## Records to use
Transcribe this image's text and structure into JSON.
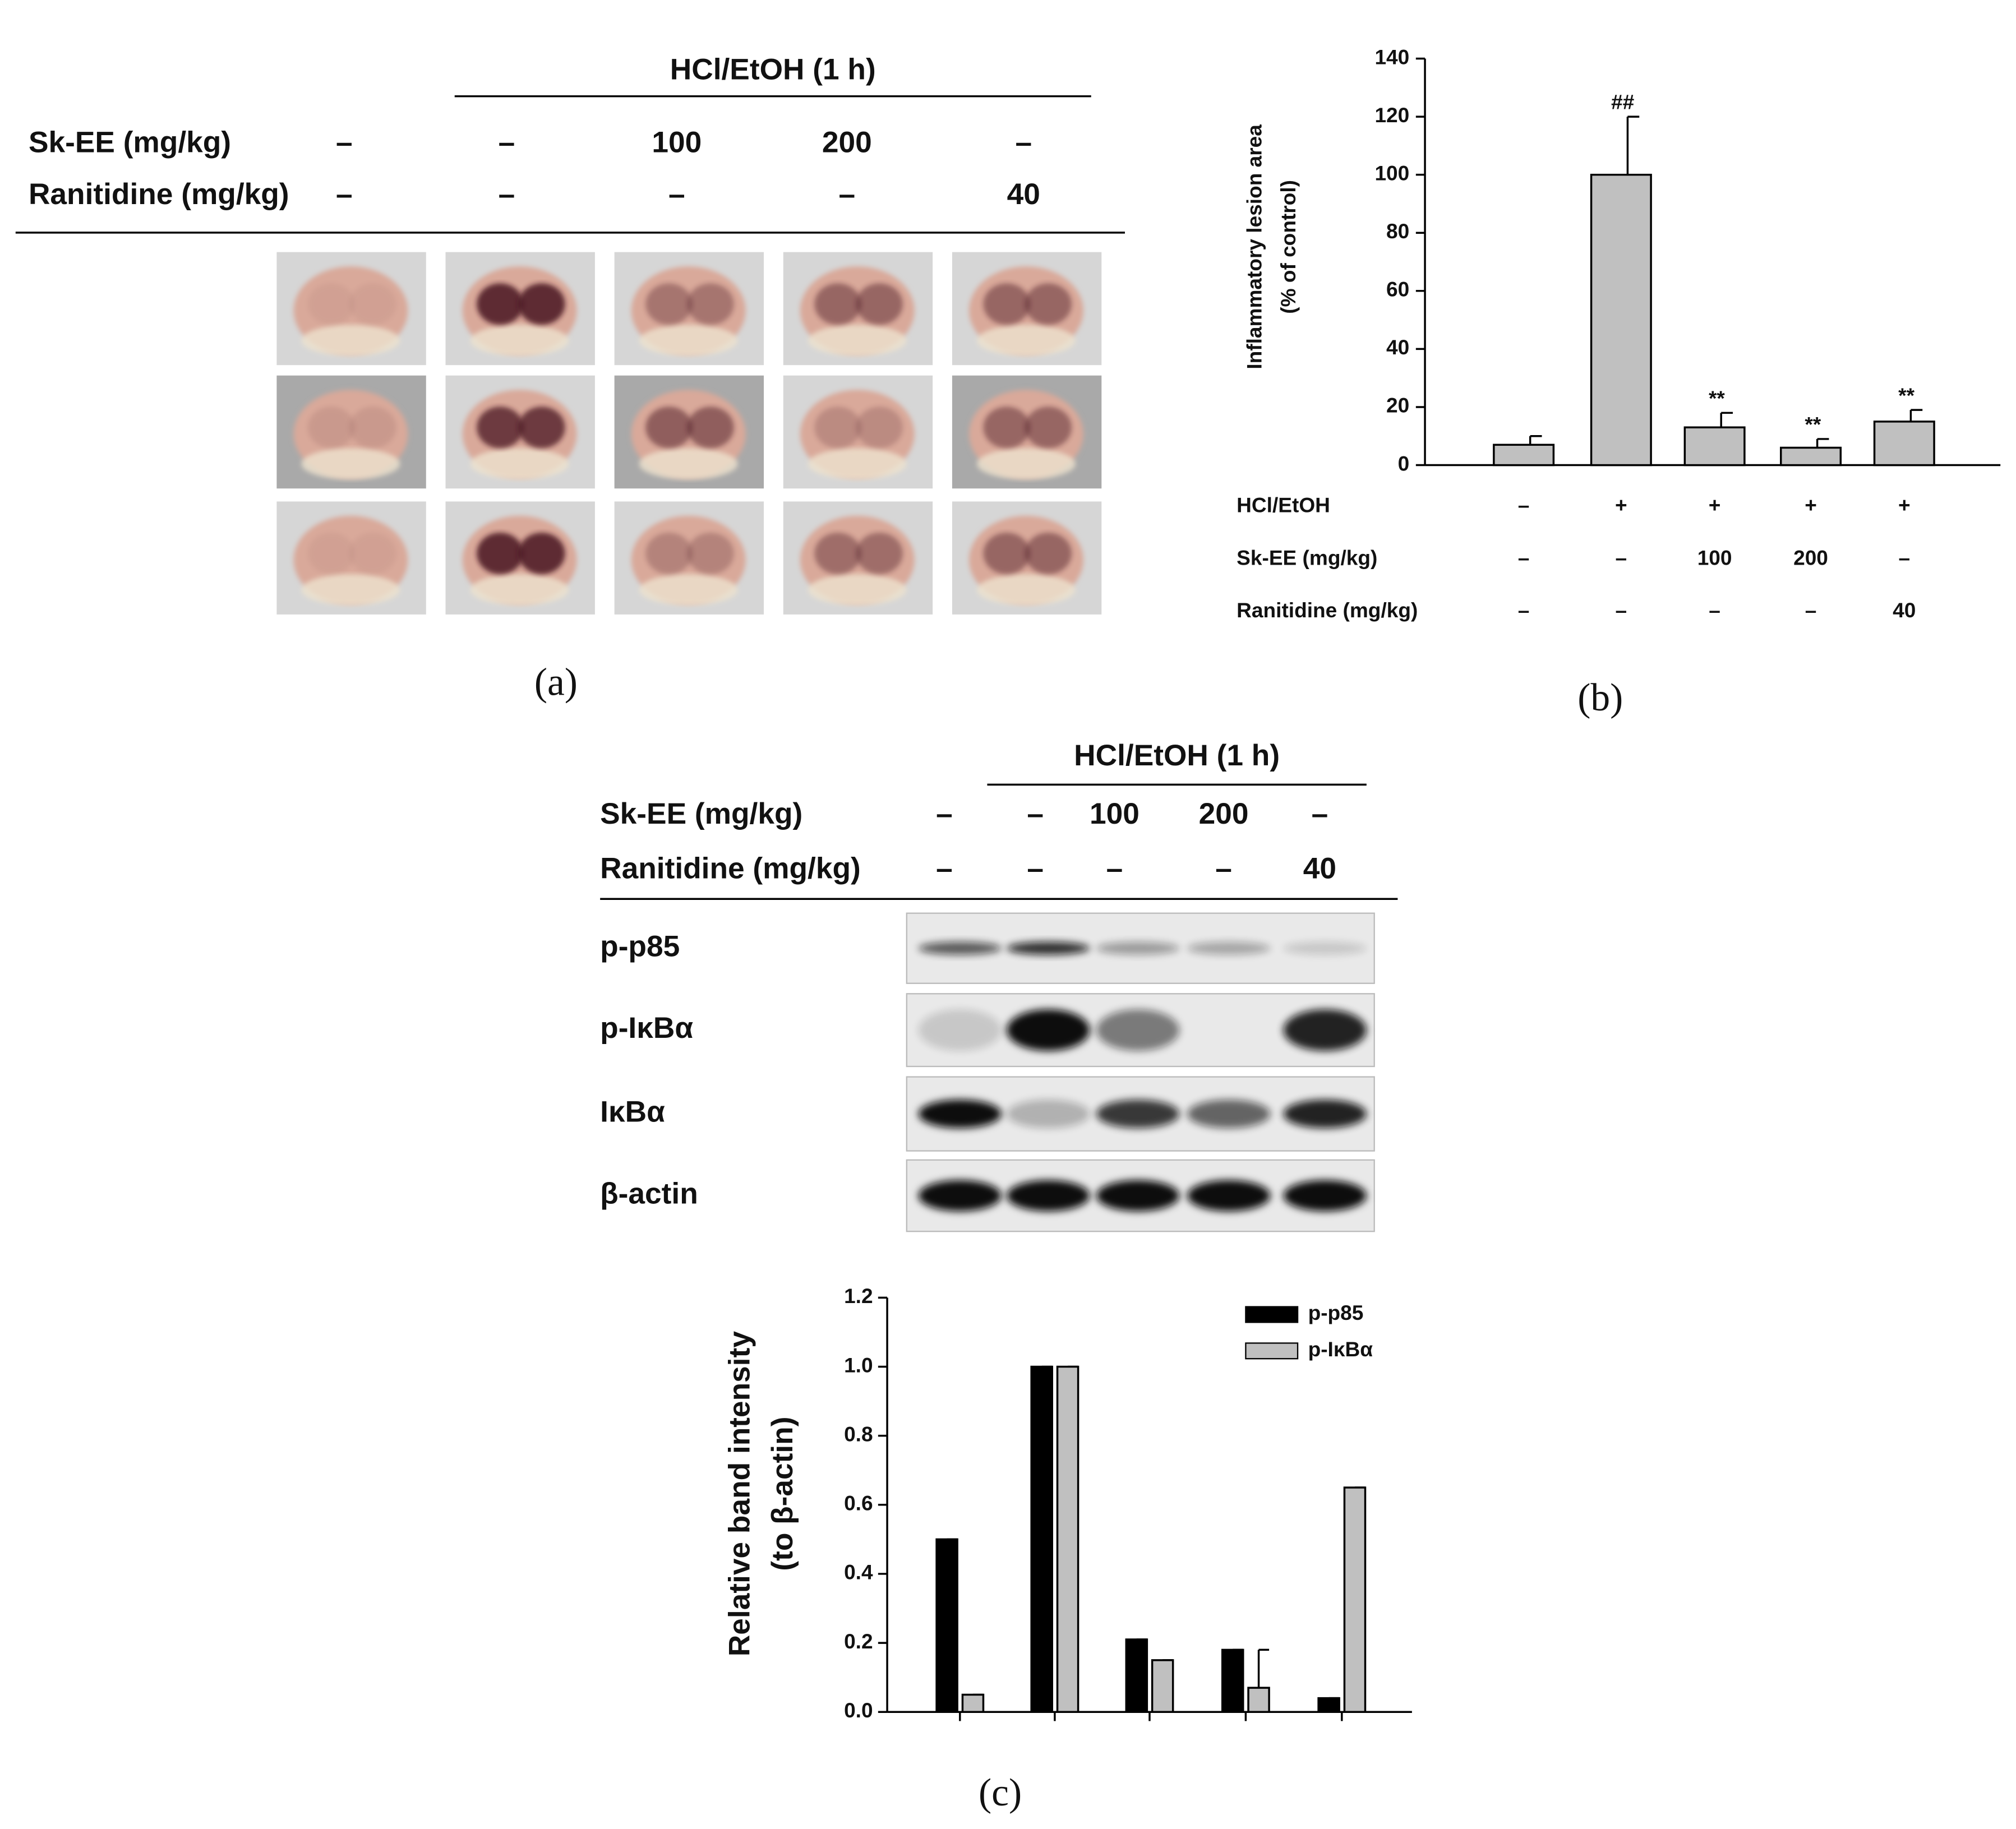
{
  "panel_a": {
    "header": "HCl/EtOH (1 h)",
    "rows": [
      {
        "label": "Sk-EE (mg/kg)",
        "cells": [
          "–",
          "–",
          "100",
          "200",
          "–"
        ]
      },
      {
        "label": "Ranitidine (mg/kg)",
        "cells": [
          "–",
          "–",
          "–",
          "–",
          "40"
        ]
      }
    ],
    "caption": "(a)"
  },
  "panel_b": {
    "caption": "(b)"
  },
  "panel_c": {
    "header": "HCl/EtOH (1 h)",
    "rows": [
      {
        "label": "Sk-EE (mg/kg)",
        "cells": [
          "–",
          "–",
          "100",
          "200",
          "–"
        ]
      },
      {
        "label": "Ranitidine (mg/kg)",
        "cells": [
          "–",
          "–",
          "–",
          "–",
          "40"
        ]
      }
    ],
    "blot_labels": [
      "p-p85",
      "p-IκBα",
      "IκBα",
      "β-actin"
    ],
    "caption": "(c)"
  },
  "chart_data": [
    {
      "type": "bar",
      "ylabel_lines": [
        "Inflammatory lesion area",
        "(% of control)"
      ],
      "values": [
        7,
        100,
        13,
        6,
        15
      ],
      "errors": [
        3,
        20,
        5,
        3,
        4
      ],
      "annotations": [
        null,
        "##",
        "**",
        "**",
        "**"
      ],
      "color": "#c0c0c0",
      "ylim": [
        0,
        140
      ],
      "yticks": [
        0,
        20,
        40,
        60,
        80,
        100,
        120,
        140
      ],
      "treatments": [
        {
          "label": "HCl/EtOH",
          "cells": [
            "–",
            "+",
            "+",
            "+",
            "+"
          ]
        },
        {
          "label": "Sk-EE (mg/kg)",
          "cells": [
            "–",
            "–",
            "100",
            "200",
            "–"
          ]
        },
        {
          "label": "Ranitidine (mg/kg)",
          "cells": [
            "–",
            "–",
            "–",
            "–",
            "40"
          ]
        }
      ]
    },
    {
      "type": "grouped_bar",
      "ylabel_lines": [
        "Relative band intensity",
        "(to β-actin)"
      ],
      "series": [
        {
          "name": "p-p85",
          "color": "#000000",
          "values": [
            0.5,
            1.0,
            0.21,
            0.18,
            0.04
          ],
          "errors": [
            0,
            0,
            0,
            0,
            0
          ]
        },
        {
          "name": "p-IκBα",
          "color": "#c0c0c0",
          "values": [
            0.05,
            1.0,
            0.15,
            0.07,
            0.65
          ],
          "errors": [
            0,
            0,
            0,
            0.11,
            0
          ]
        }
      ],
      "ylim": [
        0,
        1.2
      ],
      "yticks": [
        {
          "value": 0,
          "label": "0.0"
        },
        0.2,
        0.4,
        0.6,
        0.8,
        {
          "value": 1,
          "label": "1.0"
        },
        1.2
      ],
      "legend": "upper right"
    }
  ]
}
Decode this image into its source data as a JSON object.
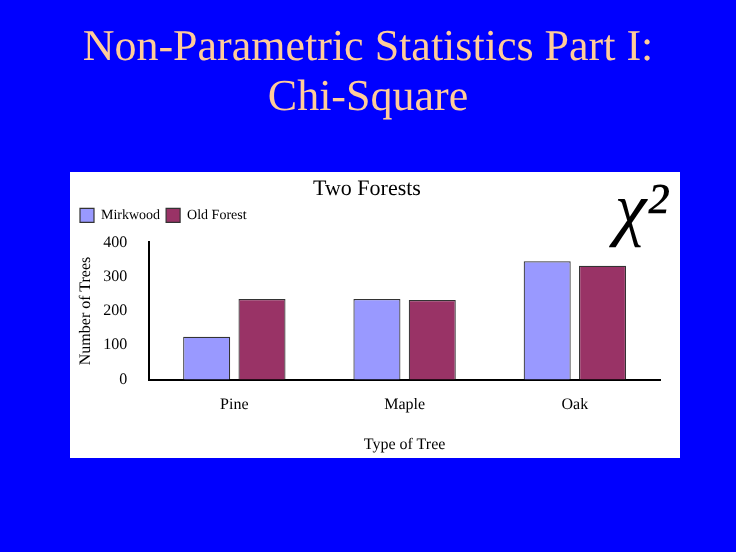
{
  "chart_data": {
    "type": "bar",
    "title": "Non-Parametric Statistics Part I: Chi-Square",
    "subtitle": "Two Forests",
    "xlabel": "Type of Tree",
    "ylabel": "Number of Trees",
    "categories": [
      "Pine",
      "Maple",
      "Oak"
    ],
    "series": [
      {
        "name": "Mirkwood",
        "color": "#9999ff",
        "values": [
          125,
          235,
          345
        ]
      },
      {
        "name": "Old Forest",
        "color": "#993366",
        "values": [
          235,
          232,
          332
        ]
      }
    ],
    "ylim": [
      0,
      400
    ],
    "yticks": [
      0,
      100,
      200,
      300,
      400
    ],
    "grid": false,
    "legend": "top left",
    "annotations": [
      "χ²"
    ]
  }
}
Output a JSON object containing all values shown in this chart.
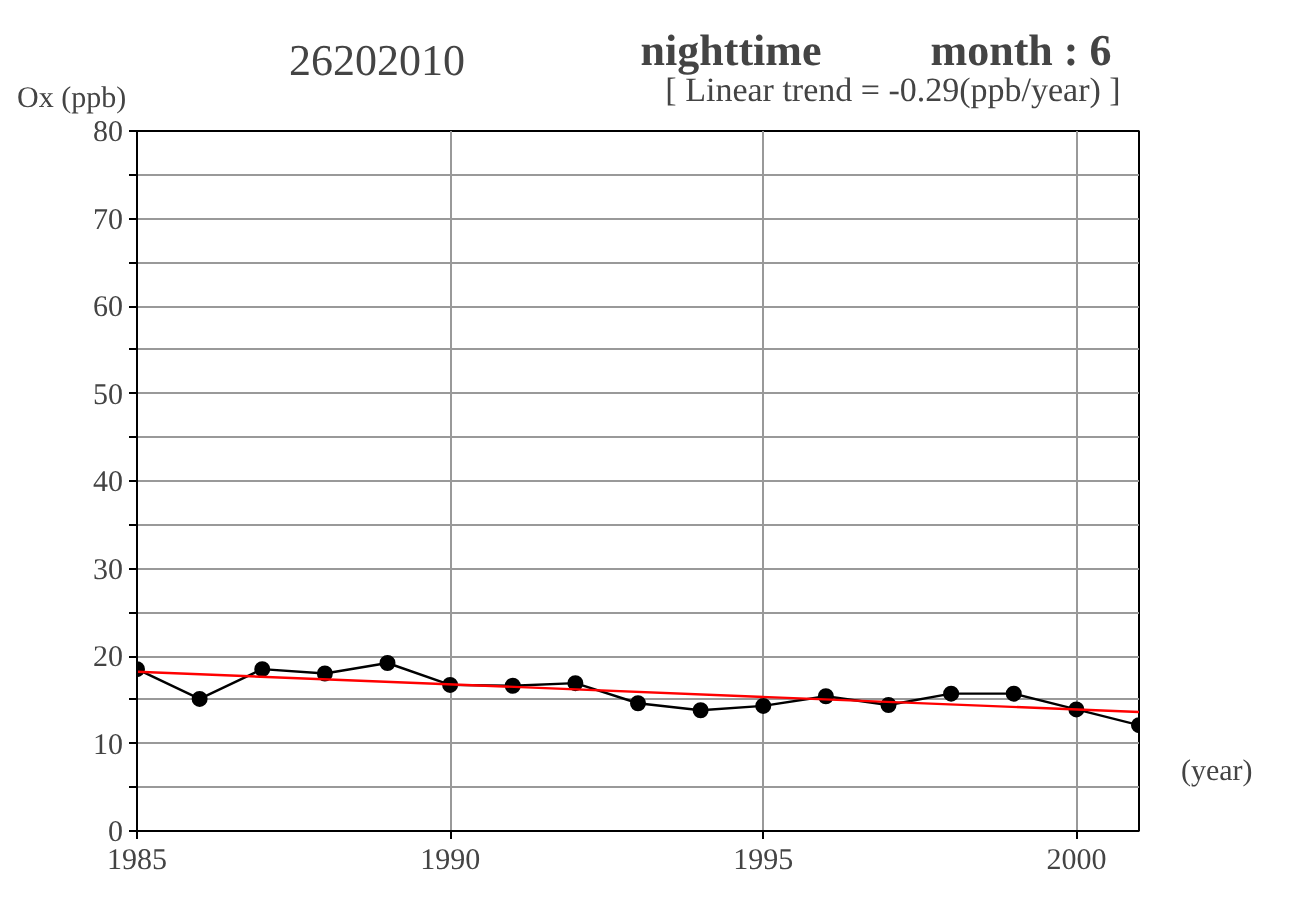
{
  "chart_data": {
    "type": "line",
    "title": "26202010",
    "subtitle": "nighttime",
    "annotations": [
      "month : 6",
      "[ Linear trend = -0.29(ppb/year) ]"
    ],
    "xlabel": "(year)",
    "ylabel": "Ox (ppb)",
    "x": [
      1985,
      1986,
      1987,
      1988,
      1989,
      1990,
      1991,
      1992,
      1993,
      1994,
      1995,
      1996,
      1997,
      1998,
      1999,
      2000,
      2001
    ],
    "series": [
      {
        "color": "#000000",
        "marker": "circle",
        "values": [
          18.5,
          15.1,
          18.5,
          18.0,
          19.2,
          16.7,
          16.6,
          16.9,
          14.6,
          13.8,
          14.3,
          15.4,
          14.4,
          15.7,
          15.7,
          13.9,
          12.1
        ]
      },
      {
        "type": "line",
        "color": "#ff0000",
        "marker": "none",
        "x": [
          1985,
          2001
        ],
        "values": [
          18.2,
          13.6
        ]
      }
    ],
    "xlim": [
      1985,
      2001
    ],
    "ylim": [
      0,
      80
    ],
    "xticks": [
      1985,
      1990,
      1995,
      2000
    ],
    "yticks": [
      0,
      {
        "value": 5,
        "label": null
      },
      10,
      {
        "value": 15,
        "label": null
      },
      20,
      {
        "value": 25,
        "label": null
      },
      30,
      {
        "value": 35,
        "label": null
      },
      40,
      {
        "value": 45,
        "label": null
      },
      50,
      {
        "value": 55,
        "label": null
      },
      60,
      {
        "value": 65,
        "label": null
      },
      70,
      {
        "value": 75,
        "label": null
      },
      80
    ],
    "grid": true,
    "line_style": "solid"
  }
}
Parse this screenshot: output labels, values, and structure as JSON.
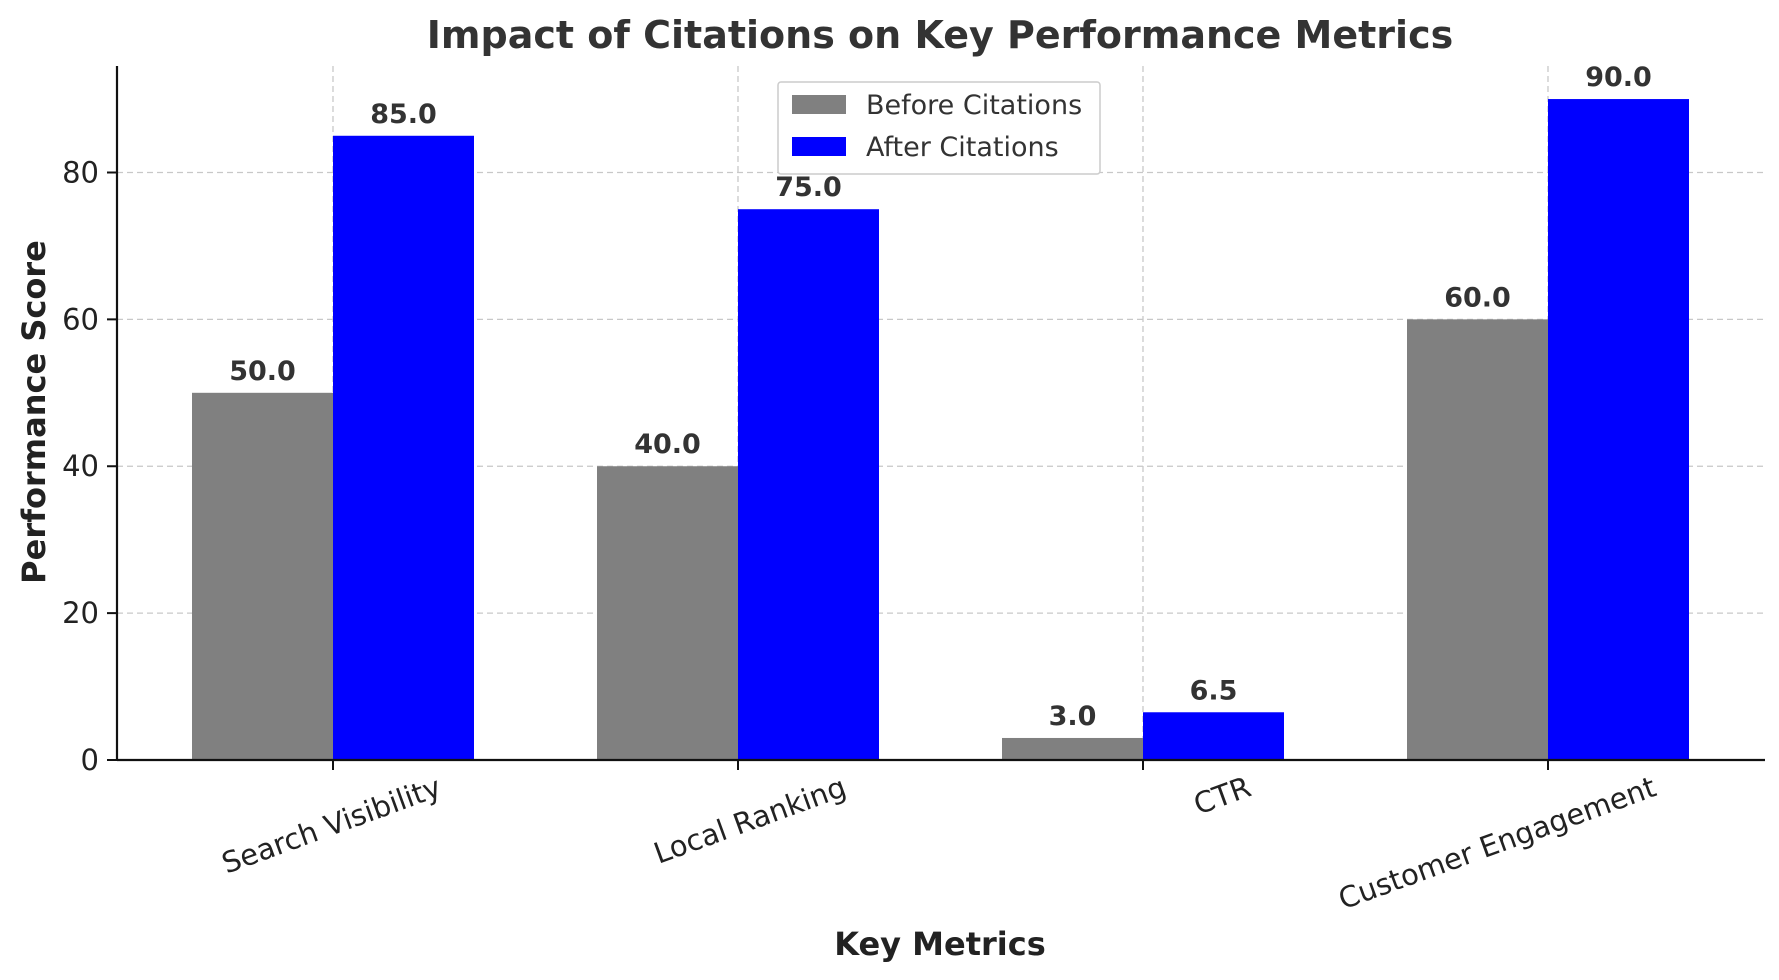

## Task to complete
Return all lines with the word "JSON" in them.

## Task response
Transcribe this image's text and structure into JSON.
Decode this image into its source data as a JSON object.
Output a JSON object containing all values shown in this chart.
Parse this screenshot: output labels, values, and structure as JSON.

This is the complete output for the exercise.